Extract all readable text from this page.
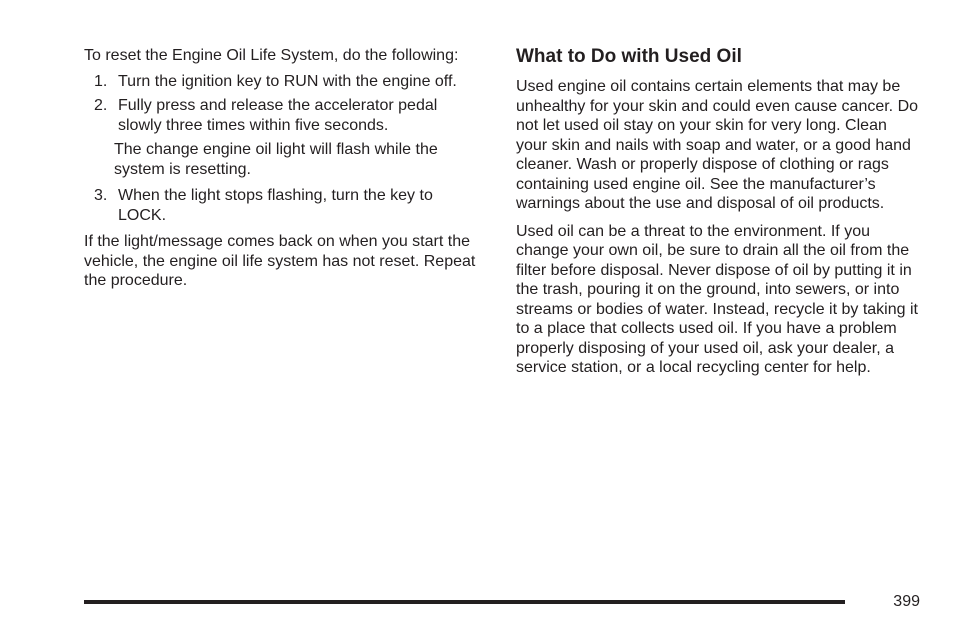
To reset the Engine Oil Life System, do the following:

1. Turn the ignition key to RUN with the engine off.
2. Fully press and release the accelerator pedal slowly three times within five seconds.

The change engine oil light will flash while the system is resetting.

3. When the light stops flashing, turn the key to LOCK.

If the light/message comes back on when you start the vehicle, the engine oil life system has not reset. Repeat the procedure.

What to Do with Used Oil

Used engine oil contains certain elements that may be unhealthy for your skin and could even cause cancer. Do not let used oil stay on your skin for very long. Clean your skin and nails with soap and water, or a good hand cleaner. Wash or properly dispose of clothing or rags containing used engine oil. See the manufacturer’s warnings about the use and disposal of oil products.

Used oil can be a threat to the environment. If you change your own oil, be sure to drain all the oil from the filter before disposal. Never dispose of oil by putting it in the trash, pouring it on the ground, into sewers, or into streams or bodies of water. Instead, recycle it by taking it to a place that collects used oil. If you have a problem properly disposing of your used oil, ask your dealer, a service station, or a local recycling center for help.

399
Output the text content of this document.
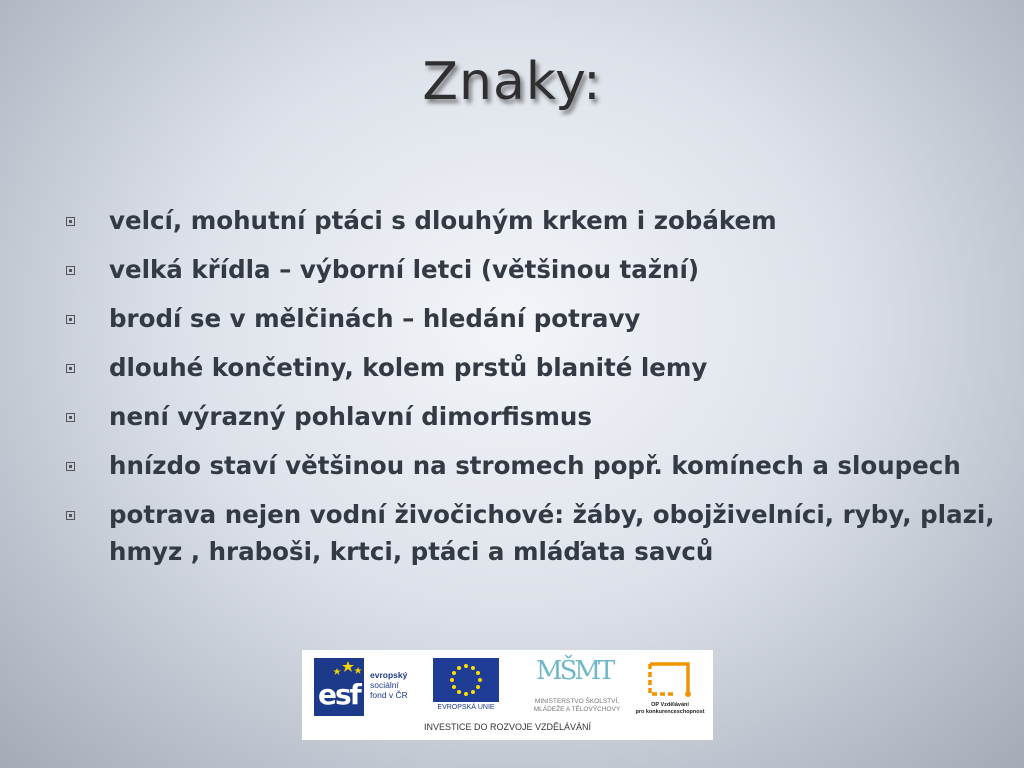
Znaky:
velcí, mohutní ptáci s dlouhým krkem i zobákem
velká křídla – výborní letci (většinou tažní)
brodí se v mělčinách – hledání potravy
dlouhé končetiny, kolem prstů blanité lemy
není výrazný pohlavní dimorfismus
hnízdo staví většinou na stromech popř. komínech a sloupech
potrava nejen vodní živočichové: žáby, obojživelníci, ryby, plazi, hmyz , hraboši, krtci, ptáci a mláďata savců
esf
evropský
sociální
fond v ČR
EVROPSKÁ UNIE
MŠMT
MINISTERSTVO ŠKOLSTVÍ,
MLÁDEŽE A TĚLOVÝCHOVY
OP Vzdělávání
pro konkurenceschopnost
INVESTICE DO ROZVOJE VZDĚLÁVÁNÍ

· · · · ·

- **The task**
Every line containing the string "that" must be listed.

- **The answer**
Used engine oil contains certain elements that may be unhealthy for your skin and could even cause cancer. Do not let used oil stay on your skin for very long. Clean your skin and nails with soap and water, or a good hand cleaner. Wash or properly dispose of clothing or rags containing used engine oil. See the manufacturer’s warnings about the use and disposal of oil products.
Used oil can be a threat to the environment. If you change your own oil, be sure to drain all the oil from the filter before disposal. Never dispose of oil by putting it in the trash, pouring it on the ground, into sewers, or into streams or bodies of water. Instead, recycle it by taking it to a place that collects used oil. If you have a problem properly disposing of your used oil, ask your dealer, a service station, or a local recycling center for help.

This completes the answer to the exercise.